▸ What is required: Reproduce the records that follow in full, excluding any picture they contain.

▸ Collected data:
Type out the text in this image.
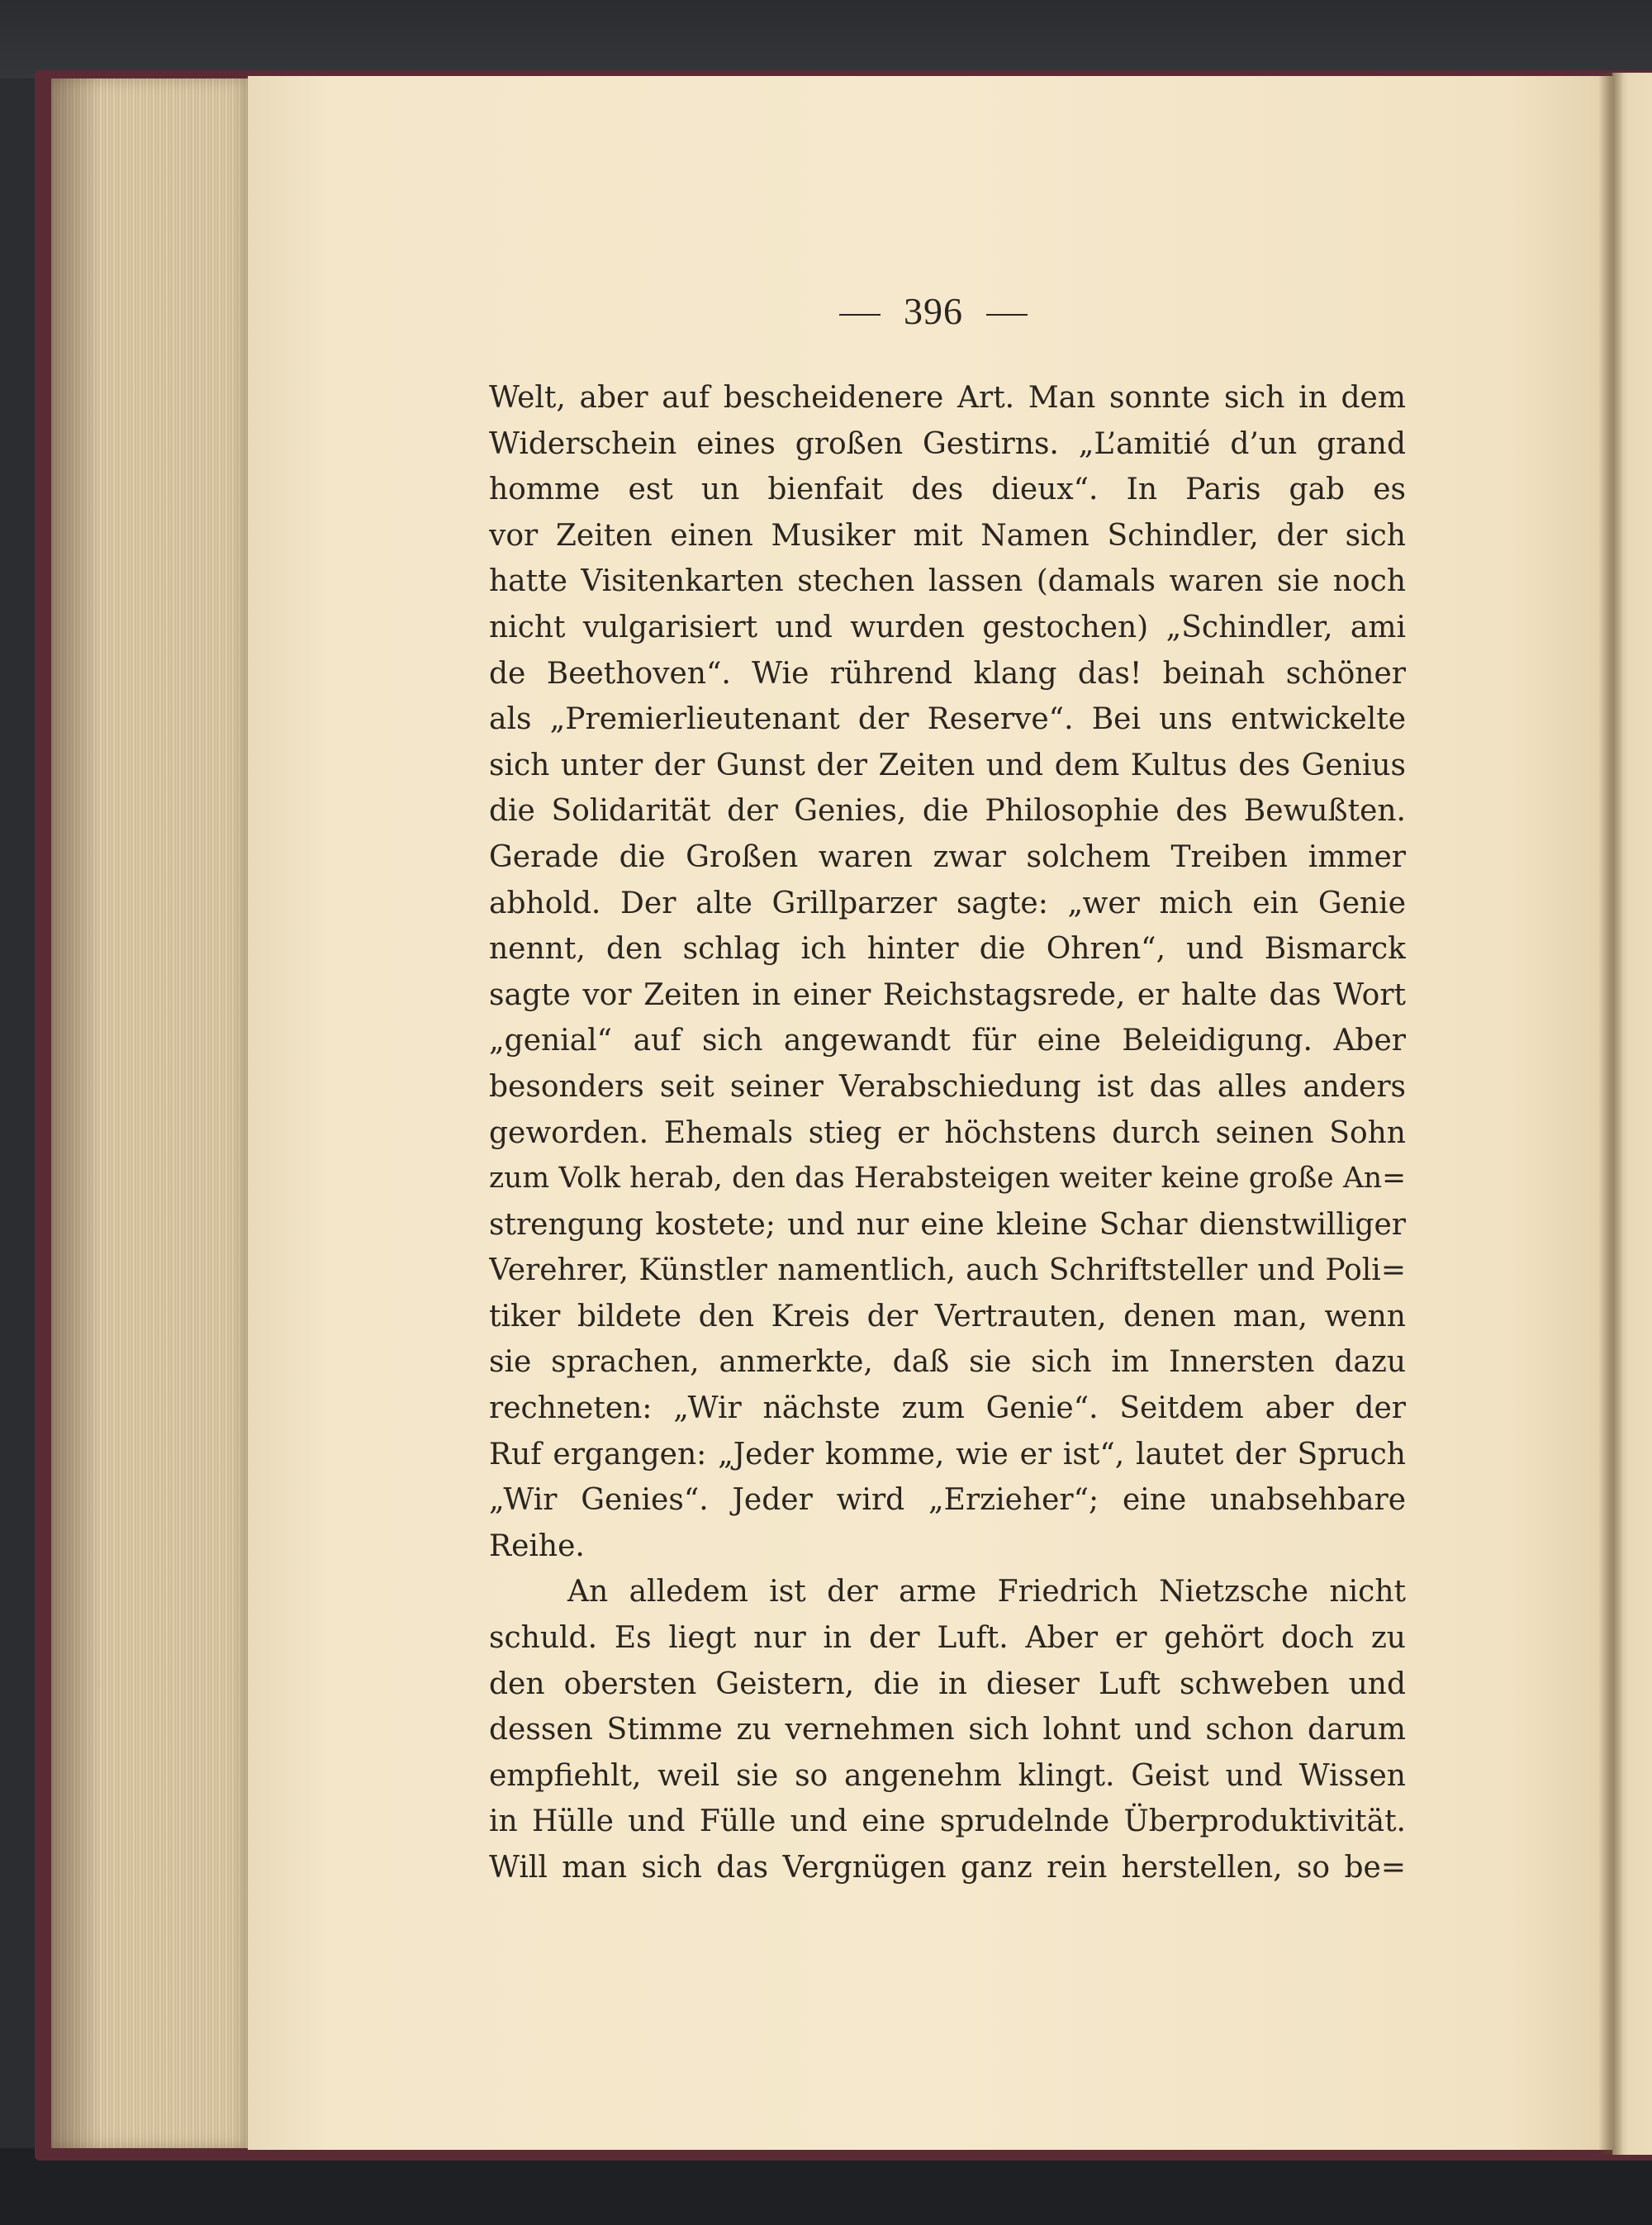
396
Welt, aber auf bescheidenere Art. Man sonnte sich in dem
Widerschein eines großen Gestirns. „L’amitié d’un grand
homme est un bienfait des dieux“. In Paris gab es
vor Zeiten einen Musiker mit Namen Schindler, der sich
hatte Visitenkarten stechen lassen (damals waren sie noch
nicht vulgarisiert und wurden gestochen) „Schindler, ami
de Beethoven“. Wie rührend klang das! beinah schöner
als „Premierlieutenant der Reserve“. Bei uns entwickelte
sich unter der Gunst der Zeiten und dem Kultus des Genius
die Solidarität der Genies, die Philosophie des Bewußten.
Gerade die Großen waren zwar solchem Treiben immer
abhold. Der alte Grillparzer sagte: „wer mich ein Genie
nennt, den schlag ich hinter die Ohren“, und Bismarck
sagte vor Zeiten in einer Reichstagsrede, er halte das Wort
„genial“ auf sich angewandt für eine Beleidigung. Aber
besonders seit seiner Verabschiedung ist das alles anders
geworden. Ehemals stieg er höchstens durch seinen Sohn
zum Volk herab, den das Herabsteigen weiter keine große An=
strengung kostete; und nur eine kleine Schar dienstwilliger
Verehrer, Künstler namentlich, auch Schriftsteller und Poli=
tiker bildete den Kreis der Vertrauten, denen man, wenn
sie sprachen, anmerkte, daß sie sich im Innersten dazu
rechneten: „Wir nächste zum Genie“. Seitdem aber der
Ruf ergangen: „Jeder komme, wie er ist“, lautet der Spruch
„Wir Genies“. Jeder wird „Erzieher“; eine unabsehbare
Reihe.
An alledem ist der arme Friedrich Nietzsche nicht
schuld. Es liegt nur in der Luft. Aber er gehört doch zu
den obersten Geistern, die in dieser Luft schweben und
dessen Stimme zu vernehmen sich lohnt und schon darum
empfiehlt, weil sie so angenehm klingt. Geist und Wissen
in Hülle und Fülle und eine sprudelnde Überproduktivität.
Will man sich das Vergnügen ganz rein herstellen, so be=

▸ Answer to the task:
Type out the text in this image.
396
Welt, aber auf bescheidenere Art. Man sonnte sich in dem
Widerschein eines großen Gestirns. „L’amitié d’un grand
homme est un bienfait des dieux“. In Paris gab es
vor Zeiten einen Musiker mit Namen Schindler, der sich
hatte Visitenkarten stechen lassen (damals waren sie noch
nicht vulgarisiert und wurden gestochen) „Schindler, ami
de Beethoven“. Wie rührend klang das! beinah schöner
als „Premierlieutenant der Reserve“. Bei uns entwickelte
sich unter der Gunst der Zeiten und dem Kultus des Genius
die Solidarität der Genies, die Philosophie des Bewußten.
Gerade die Großen waren zwar solchem Treiben immer
abhold. Der alte Grillparzer sagte: „wer mich ein Genie
nennt, den schlag ich hinter die Ohren“, und Bismarck
sagte vor Zeiten in einer Reichstagsrede, er halte das Wort
„genial“ auf sich angewandt für eine Beleidigung. Aber
besonders seit seiner Verabschiedung ist das alles anders
geworden. Ehemals stieg er höchstens durch seinen Sohn
zum Volk herab, den das Herabsteigen weiter keine große An=
strengung kostete; und nur eine kleine Schar dienstwilliger
Verehrer, Künstler namentlich, auch Schriftsteller und Poli=
tiker bildete den Kreis der Vertrauten, denen man, wenn
sie sprachen, anmerkte, daß sie sich im Innersten dazu
rechneten: „Wir nächste zum Genie“. Seitdem aber der
Ruf ergangen: „Jeder komme, wie er ist“, lautet der Spruch
„Wir Genies“. Jeder wird „Erzieher“; eine unabsehbare
Reihe.
An alledem ist der arme Friedrich Nietzsche nicht
schuld. Es liegt nur in der Luft. Aber er gehört doch zu
den obersten Geistern, die in dieser Luft schweben und
dessen Stimme zu vernehmen sich lohnt und schon darum
empfiehlt, weil sie so angenehm klingt. Geist und Wissen
in Hülle und Fülle und eine sprudelnde Überproduktivität.
Will man sich das Vergnügen ganz rein herstellen, so be=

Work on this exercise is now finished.